Toponymie Irlando-Française

‘Is fiú canta cáise a léithéid de cheacht’ Cette leçon vaut bien un fromage Jean de la Fontaine, 1668

 

Amusant. Qui aurait pensé qu’à chaque fois qu’on mange un petit fromage on célébrerait la vie et les œuvres de Celtes français et irlandais morts depuis deux mille ans ?

Un regard sur la toponymie de la carte d’Europe Occidentale, et plus spécialement de la Gaule, révèle un paysage riche en présence celte. Mis à part les fromages, les échose de cette joyeuse époque où un tiers de l’Europe était celte, parlait, écrivait, pensait tout en celte, se retrouvent aussi dans des noms de châteaux, des équipes de foot ou des ports. Les Romains latinisants vinrent ensuite, mais ils ne purent pas rebaptiser tous les noms de lieux français… et surtout ils ne sont jamais parvenus à envahir l’Irlande, où les Celtes et leur toponymie ont continué intacte jusqu’à nos jours. C’est ici le point de départ d’un nouveau livre fort intéressant de Art Ó Maolfabhail, qui traite de des similitude de toponymes que nous trouvons de nos jours aussi bien en France qu’en Irlande. Il nous fait ainsi découvrir des parentés toujours audibles dans toute leur splendeur celte après deux milles ans d’évolution ravageuse en prononciation et en orthographe.

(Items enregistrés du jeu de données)
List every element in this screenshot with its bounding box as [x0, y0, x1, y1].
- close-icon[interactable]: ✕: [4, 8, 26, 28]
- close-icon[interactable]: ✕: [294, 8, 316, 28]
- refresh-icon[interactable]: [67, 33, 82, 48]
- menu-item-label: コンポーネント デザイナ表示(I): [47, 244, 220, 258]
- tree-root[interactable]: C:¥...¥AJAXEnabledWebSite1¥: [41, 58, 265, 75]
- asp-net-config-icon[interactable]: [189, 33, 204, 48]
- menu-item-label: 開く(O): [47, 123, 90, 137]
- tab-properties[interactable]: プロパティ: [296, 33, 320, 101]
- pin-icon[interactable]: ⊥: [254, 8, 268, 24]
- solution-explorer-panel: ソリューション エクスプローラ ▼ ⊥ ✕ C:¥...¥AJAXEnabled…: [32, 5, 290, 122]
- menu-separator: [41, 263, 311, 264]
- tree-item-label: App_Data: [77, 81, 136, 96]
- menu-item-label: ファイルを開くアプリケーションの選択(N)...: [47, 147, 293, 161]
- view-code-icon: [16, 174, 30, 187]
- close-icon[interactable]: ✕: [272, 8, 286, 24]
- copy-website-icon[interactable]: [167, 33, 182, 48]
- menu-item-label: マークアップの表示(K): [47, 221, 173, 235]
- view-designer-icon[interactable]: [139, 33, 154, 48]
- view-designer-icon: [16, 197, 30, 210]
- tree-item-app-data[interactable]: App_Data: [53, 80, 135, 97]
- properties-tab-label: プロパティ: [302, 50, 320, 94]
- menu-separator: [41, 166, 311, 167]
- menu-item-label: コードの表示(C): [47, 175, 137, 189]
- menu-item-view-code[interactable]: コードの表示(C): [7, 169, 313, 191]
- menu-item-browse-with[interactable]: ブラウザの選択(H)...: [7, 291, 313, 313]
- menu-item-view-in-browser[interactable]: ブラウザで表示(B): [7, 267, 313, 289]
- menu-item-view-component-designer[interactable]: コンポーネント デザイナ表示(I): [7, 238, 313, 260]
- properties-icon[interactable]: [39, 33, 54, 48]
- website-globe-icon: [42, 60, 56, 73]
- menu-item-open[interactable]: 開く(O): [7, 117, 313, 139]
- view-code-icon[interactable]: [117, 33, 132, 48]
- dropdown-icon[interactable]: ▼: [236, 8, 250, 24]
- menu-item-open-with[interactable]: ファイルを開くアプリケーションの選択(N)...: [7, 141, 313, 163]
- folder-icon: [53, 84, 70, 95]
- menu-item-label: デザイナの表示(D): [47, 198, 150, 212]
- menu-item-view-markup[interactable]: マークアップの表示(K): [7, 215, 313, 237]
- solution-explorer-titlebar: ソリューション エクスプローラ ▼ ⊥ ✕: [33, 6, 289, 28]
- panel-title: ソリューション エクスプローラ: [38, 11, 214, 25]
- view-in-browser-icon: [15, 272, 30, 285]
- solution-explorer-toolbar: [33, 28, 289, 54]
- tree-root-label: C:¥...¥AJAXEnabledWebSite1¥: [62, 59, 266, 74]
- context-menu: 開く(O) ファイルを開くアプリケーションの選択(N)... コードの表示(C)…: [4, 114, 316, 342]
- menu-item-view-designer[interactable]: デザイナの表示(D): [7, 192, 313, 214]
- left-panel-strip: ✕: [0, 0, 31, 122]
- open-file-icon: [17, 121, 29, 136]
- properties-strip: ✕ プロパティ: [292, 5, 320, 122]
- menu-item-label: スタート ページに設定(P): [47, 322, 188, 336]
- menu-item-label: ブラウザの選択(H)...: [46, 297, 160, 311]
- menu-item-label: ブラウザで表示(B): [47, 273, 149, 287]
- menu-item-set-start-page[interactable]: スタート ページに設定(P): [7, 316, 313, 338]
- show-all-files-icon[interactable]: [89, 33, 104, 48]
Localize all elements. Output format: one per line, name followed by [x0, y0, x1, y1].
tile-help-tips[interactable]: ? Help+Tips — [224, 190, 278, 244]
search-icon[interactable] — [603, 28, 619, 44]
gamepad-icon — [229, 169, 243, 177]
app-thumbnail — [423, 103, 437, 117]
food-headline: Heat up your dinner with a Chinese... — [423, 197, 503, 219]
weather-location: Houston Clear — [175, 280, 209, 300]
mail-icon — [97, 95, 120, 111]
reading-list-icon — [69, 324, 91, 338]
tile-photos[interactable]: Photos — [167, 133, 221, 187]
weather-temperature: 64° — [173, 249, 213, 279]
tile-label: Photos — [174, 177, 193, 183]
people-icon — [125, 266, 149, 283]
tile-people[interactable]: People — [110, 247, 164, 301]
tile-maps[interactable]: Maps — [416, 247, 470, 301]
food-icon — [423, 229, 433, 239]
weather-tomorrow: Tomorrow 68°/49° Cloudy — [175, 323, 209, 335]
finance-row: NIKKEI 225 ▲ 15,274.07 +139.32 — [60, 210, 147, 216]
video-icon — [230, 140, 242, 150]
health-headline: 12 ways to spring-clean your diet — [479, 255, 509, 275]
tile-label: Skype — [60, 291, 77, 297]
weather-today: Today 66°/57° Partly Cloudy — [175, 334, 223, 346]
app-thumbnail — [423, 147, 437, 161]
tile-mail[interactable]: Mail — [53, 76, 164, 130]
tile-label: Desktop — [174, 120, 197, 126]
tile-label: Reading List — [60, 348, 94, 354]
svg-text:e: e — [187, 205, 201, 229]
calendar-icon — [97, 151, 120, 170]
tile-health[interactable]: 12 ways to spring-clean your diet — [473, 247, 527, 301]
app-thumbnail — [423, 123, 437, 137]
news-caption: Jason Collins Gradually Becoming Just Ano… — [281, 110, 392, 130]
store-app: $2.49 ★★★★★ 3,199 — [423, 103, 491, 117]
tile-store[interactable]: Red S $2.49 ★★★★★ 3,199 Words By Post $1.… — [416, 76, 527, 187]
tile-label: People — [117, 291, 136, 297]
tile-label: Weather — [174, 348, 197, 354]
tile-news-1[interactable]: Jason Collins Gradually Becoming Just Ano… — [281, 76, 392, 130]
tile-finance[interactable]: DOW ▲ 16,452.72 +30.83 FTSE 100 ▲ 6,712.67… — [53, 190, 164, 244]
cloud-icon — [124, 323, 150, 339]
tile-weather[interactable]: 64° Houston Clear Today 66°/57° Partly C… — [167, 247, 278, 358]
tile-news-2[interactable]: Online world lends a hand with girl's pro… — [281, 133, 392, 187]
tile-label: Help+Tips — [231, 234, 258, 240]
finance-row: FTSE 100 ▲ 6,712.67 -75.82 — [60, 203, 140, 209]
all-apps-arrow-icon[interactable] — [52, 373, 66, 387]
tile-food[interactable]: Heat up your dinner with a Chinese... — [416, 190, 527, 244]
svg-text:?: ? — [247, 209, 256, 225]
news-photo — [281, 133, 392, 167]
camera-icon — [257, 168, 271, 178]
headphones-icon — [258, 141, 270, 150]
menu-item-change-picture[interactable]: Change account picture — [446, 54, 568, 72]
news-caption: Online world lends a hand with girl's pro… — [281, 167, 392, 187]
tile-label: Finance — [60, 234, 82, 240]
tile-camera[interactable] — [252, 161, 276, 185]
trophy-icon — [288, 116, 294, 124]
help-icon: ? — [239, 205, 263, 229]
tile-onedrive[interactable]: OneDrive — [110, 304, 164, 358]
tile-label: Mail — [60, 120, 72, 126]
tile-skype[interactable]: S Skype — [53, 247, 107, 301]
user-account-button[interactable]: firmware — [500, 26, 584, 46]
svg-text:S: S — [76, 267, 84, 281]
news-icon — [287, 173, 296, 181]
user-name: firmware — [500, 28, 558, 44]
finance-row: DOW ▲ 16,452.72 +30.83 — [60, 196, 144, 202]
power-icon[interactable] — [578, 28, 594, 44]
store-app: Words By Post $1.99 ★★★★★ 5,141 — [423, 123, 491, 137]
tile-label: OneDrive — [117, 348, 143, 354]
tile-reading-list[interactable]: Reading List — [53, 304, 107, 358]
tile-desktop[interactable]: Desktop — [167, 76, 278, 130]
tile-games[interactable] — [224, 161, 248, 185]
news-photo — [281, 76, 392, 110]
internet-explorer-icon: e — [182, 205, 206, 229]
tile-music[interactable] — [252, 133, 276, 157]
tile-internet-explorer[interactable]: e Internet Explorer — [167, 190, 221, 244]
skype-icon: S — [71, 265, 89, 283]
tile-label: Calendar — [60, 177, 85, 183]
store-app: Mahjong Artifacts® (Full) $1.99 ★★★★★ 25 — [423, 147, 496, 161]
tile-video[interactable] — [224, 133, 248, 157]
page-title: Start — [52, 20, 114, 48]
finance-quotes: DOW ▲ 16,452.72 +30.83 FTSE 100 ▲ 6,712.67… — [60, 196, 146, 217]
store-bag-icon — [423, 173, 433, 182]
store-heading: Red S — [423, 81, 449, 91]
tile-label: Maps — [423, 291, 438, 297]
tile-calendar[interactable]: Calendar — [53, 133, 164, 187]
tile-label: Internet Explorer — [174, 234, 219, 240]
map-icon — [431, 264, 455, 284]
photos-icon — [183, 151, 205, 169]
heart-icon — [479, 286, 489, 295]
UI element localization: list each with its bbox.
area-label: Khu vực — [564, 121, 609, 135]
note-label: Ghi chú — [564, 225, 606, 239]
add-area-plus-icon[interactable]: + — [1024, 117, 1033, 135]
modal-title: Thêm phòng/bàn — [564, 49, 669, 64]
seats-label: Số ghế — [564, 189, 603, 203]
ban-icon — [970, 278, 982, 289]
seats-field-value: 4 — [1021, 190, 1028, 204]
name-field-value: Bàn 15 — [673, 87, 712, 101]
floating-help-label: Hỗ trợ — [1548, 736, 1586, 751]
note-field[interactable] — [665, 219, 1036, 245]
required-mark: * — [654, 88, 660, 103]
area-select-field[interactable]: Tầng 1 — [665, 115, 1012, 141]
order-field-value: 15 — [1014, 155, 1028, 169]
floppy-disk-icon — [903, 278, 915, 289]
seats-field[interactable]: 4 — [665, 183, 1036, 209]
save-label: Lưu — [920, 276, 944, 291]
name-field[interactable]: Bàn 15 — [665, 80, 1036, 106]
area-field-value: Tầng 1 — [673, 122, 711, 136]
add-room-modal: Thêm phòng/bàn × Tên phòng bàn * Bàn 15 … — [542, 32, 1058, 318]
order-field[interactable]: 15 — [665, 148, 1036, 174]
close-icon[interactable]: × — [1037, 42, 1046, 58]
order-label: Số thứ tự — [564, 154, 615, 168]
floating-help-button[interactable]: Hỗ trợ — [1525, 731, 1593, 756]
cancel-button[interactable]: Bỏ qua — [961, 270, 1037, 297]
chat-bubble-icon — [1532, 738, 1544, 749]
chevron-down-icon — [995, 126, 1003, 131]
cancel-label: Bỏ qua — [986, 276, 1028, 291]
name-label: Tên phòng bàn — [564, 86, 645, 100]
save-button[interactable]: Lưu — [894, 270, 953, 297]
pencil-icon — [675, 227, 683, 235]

Consignes à suivre
Recopiez fidèlement le passage de l'extrait consacré à la toponymie irlando-française, de « Amusant. Qui aurait » à « mille ans ? ». Appuyez-vous uniquement sur l'extrait consacré à la toponymie irlando-française.

Réponse complète
Amusant. Qui aurait pensé qu’à chaque fois qu’on mange un petit fromage on célébrerait la vie et les œuvres de Celtes français et irlandais morts depuis deux mille ans ?